-- start --

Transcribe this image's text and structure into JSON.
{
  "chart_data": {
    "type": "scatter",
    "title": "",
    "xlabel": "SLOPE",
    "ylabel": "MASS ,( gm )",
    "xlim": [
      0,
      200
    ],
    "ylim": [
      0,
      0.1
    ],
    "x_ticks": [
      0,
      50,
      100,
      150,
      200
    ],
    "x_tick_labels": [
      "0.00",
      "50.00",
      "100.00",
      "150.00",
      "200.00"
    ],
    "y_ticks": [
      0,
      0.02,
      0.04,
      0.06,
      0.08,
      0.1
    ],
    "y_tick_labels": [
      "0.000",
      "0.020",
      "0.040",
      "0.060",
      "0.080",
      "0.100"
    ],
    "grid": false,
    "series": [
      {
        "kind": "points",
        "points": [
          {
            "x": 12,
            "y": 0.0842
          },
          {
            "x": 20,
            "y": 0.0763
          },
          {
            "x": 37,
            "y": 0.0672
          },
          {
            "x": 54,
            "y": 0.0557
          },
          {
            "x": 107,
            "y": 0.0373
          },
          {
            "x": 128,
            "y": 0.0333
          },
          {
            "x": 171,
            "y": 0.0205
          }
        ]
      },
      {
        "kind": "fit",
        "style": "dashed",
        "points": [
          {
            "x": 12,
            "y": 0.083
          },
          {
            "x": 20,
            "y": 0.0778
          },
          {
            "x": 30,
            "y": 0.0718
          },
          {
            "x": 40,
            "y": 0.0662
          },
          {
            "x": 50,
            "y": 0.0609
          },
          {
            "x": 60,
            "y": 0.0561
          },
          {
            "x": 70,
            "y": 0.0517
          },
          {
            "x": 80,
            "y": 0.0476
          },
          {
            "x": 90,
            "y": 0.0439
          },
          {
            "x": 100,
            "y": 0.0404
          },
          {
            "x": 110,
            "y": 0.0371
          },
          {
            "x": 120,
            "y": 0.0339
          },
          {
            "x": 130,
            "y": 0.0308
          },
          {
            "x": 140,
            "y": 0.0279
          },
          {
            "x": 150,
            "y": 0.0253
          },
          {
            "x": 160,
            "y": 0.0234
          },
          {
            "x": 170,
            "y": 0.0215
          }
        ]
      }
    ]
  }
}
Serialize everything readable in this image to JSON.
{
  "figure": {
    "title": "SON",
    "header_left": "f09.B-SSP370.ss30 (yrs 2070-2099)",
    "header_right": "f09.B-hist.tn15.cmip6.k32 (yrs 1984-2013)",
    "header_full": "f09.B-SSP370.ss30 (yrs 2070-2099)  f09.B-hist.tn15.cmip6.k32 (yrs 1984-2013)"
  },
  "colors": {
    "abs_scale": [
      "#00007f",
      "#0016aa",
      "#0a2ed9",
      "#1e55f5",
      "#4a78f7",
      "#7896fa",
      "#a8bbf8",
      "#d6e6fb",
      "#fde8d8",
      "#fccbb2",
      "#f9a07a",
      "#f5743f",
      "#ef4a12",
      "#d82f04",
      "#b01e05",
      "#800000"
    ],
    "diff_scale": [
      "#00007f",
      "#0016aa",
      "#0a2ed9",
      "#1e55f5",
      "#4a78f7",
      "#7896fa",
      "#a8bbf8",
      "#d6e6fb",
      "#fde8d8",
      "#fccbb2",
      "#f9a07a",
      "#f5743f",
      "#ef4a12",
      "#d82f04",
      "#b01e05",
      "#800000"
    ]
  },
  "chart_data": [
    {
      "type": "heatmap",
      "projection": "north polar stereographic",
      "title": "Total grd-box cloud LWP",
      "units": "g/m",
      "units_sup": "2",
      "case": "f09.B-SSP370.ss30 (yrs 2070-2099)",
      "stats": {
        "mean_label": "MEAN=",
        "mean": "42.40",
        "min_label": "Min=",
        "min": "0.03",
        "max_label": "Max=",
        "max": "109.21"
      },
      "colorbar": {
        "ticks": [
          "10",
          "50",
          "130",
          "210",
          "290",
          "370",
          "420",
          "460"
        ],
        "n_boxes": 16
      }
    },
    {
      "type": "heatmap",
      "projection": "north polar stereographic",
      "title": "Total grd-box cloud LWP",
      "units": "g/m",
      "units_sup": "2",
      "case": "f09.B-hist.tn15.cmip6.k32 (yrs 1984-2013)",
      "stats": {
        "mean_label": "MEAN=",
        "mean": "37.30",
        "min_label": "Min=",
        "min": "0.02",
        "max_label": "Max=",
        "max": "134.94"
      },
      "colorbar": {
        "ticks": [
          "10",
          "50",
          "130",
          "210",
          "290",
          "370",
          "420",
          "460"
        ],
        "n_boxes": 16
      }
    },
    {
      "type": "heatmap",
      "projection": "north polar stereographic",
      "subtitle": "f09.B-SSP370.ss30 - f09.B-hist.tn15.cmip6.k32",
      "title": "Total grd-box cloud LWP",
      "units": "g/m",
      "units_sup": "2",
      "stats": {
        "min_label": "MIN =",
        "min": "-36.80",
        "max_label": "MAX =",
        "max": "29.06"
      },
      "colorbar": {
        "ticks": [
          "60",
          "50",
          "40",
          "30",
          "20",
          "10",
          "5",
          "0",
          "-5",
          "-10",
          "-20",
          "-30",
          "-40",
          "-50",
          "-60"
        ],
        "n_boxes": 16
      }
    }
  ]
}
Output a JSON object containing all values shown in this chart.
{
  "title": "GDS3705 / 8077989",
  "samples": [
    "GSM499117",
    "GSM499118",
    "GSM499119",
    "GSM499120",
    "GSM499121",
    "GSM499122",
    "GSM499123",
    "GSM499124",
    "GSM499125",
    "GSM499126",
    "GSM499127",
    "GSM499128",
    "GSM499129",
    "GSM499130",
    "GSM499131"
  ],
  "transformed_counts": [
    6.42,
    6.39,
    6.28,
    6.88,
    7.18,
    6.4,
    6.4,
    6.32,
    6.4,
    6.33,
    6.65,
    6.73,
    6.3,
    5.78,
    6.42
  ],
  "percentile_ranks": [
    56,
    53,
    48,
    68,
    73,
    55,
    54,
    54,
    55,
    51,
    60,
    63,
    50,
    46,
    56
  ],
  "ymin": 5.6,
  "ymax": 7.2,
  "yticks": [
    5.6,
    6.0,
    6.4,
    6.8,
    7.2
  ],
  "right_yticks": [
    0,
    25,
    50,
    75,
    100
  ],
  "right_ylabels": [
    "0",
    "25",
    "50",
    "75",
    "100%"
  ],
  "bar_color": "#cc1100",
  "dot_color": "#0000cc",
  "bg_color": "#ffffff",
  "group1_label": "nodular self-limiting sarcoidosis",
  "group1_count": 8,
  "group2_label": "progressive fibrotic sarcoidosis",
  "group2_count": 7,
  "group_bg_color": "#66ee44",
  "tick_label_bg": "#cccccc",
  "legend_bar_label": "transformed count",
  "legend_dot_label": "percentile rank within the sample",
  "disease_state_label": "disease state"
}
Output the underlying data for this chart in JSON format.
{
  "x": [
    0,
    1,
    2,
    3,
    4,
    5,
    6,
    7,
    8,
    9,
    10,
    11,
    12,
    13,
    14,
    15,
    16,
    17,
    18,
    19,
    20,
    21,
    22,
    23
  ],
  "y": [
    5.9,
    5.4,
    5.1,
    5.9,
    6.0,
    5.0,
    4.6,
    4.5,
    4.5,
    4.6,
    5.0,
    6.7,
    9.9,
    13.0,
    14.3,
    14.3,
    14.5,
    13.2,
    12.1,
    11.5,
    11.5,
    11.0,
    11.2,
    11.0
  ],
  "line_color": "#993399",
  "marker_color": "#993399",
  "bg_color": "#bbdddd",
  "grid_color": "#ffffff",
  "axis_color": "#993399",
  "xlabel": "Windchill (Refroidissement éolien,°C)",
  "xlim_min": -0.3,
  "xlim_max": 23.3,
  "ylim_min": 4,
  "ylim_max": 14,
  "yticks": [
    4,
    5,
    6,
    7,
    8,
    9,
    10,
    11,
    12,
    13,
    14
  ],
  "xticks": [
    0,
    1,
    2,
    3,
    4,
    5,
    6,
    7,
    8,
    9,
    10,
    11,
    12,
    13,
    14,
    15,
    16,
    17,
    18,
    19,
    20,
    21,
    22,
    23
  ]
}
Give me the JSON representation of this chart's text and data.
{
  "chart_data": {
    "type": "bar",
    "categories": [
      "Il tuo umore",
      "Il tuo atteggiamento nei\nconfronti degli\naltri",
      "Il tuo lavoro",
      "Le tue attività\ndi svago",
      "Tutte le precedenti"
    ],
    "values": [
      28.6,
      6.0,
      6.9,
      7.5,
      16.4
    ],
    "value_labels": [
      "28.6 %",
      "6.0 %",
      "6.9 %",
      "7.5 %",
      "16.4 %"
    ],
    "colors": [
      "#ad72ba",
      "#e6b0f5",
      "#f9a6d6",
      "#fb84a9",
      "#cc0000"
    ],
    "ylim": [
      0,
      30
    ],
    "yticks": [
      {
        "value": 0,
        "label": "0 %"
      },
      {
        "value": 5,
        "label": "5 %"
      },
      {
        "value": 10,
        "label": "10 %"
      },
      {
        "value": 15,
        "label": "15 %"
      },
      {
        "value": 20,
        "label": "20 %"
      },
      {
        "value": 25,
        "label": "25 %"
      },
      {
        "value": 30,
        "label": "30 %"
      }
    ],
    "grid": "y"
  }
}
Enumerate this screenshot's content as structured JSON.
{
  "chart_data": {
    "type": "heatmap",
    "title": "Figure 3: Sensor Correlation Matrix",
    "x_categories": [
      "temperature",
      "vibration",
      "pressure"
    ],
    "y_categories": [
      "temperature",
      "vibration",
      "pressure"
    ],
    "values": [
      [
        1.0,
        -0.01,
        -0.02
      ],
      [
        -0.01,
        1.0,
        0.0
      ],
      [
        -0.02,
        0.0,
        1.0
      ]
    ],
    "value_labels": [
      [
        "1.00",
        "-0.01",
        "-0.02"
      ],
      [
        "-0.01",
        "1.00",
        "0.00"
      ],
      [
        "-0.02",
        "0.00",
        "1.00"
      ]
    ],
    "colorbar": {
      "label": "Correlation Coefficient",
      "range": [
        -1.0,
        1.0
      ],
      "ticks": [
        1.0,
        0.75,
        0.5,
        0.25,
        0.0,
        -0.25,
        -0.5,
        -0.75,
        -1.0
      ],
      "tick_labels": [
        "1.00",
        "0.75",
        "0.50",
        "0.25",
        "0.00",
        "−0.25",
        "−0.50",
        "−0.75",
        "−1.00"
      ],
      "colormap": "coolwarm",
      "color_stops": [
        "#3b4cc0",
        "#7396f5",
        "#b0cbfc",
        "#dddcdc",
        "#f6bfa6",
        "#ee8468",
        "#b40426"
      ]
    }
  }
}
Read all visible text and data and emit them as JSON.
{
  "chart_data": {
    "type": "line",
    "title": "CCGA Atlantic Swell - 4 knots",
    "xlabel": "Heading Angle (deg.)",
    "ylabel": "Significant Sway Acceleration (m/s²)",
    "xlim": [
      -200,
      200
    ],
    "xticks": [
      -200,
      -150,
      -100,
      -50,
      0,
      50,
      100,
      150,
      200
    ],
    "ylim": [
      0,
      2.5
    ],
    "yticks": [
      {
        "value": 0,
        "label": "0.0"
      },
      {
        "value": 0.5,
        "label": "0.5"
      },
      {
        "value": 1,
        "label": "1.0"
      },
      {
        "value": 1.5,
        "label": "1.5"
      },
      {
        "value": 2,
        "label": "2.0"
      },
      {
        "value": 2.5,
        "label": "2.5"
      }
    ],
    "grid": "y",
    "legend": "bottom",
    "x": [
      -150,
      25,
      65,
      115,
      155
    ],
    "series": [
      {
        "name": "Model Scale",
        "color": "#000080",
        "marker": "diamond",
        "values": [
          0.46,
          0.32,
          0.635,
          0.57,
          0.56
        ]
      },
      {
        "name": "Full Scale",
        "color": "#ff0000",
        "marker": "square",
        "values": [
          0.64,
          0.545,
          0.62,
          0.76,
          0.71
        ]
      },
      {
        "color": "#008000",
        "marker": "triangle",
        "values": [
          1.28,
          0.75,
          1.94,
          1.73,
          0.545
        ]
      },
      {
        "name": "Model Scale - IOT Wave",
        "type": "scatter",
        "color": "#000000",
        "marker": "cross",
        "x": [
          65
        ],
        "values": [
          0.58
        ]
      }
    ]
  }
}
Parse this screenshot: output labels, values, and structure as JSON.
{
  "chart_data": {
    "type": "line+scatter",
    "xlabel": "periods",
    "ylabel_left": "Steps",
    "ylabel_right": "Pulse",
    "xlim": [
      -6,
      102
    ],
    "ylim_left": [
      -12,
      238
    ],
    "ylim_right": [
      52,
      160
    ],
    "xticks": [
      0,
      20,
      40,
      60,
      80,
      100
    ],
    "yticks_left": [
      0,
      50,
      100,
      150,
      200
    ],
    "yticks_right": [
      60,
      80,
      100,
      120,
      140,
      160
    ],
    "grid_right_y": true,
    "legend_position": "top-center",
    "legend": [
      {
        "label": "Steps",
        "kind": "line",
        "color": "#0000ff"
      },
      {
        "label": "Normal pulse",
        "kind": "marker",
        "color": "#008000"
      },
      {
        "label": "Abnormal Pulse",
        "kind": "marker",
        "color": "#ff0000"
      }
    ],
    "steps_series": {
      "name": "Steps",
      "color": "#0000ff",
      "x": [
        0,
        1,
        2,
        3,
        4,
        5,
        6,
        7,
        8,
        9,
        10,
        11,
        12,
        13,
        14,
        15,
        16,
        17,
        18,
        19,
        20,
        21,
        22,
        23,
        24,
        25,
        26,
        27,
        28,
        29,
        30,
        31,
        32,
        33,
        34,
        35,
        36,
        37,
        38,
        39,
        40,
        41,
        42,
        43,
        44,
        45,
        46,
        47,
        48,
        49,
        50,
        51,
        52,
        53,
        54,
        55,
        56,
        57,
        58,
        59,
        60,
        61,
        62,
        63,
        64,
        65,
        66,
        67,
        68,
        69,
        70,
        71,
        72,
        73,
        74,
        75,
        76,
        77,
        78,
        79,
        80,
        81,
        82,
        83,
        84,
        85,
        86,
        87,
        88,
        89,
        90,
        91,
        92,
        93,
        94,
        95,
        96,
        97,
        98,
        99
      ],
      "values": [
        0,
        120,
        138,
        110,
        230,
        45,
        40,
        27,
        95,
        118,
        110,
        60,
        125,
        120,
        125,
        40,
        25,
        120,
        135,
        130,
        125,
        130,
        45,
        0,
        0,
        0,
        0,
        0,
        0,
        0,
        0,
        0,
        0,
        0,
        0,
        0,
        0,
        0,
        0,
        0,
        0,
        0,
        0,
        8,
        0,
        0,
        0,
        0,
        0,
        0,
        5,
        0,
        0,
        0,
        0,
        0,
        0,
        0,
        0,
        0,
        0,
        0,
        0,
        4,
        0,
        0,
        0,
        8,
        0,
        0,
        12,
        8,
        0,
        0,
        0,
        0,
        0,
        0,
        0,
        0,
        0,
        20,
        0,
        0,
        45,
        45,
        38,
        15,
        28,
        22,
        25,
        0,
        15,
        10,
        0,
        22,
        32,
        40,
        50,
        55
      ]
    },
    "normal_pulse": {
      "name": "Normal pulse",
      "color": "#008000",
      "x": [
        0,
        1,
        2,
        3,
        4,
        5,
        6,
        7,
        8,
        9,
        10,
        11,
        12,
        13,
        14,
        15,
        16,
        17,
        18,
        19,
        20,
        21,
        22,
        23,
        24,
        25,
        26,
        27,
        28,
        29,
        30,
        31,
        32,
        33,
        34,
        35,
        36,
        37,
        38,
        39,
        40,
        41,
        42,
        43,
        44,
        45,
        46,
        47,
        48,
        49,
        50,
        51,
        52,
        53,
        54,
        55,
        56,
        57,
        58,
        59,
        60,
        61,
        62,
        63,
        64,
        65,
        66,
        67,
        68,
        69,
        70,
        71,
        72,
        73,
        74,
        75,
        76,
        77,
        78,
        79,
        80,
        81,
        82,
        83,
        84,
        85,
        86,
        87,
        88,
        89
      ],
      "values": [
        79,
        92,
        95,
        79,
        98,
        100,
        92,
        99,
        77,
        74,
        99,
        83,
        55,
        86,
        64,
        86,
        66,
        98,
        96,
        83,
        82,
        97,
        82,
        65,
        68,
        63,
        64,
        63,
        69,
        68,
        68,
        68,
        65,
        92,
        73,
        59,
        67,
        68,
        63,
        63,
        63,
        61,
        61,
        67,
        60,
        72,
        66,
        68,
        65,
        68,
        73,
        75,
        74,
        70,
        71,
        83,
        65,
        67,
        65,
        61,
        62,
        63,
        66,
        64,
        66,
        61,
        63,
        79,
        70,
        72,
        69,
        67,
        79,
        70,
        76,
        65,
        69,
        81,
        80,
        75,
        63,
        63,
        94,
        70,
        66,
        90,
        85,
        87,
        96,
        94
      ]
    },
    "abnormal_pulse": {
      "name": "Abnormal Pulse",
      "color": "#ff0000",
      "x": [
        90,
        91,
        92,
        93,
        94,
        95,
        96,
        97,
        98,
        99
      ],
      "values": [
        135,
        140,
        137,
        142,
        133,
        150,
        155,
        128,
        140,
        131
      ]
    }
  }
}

-- end --

- [GOAL]:
Go through the entries above and copy every line containing "text".

- [REPLY TO THE EXERCISE]:
Transcribe this image's text and structure into JSON.
Give me the JSON representation of this chart's text and data.
Read all visible text and data and emit them as JSON.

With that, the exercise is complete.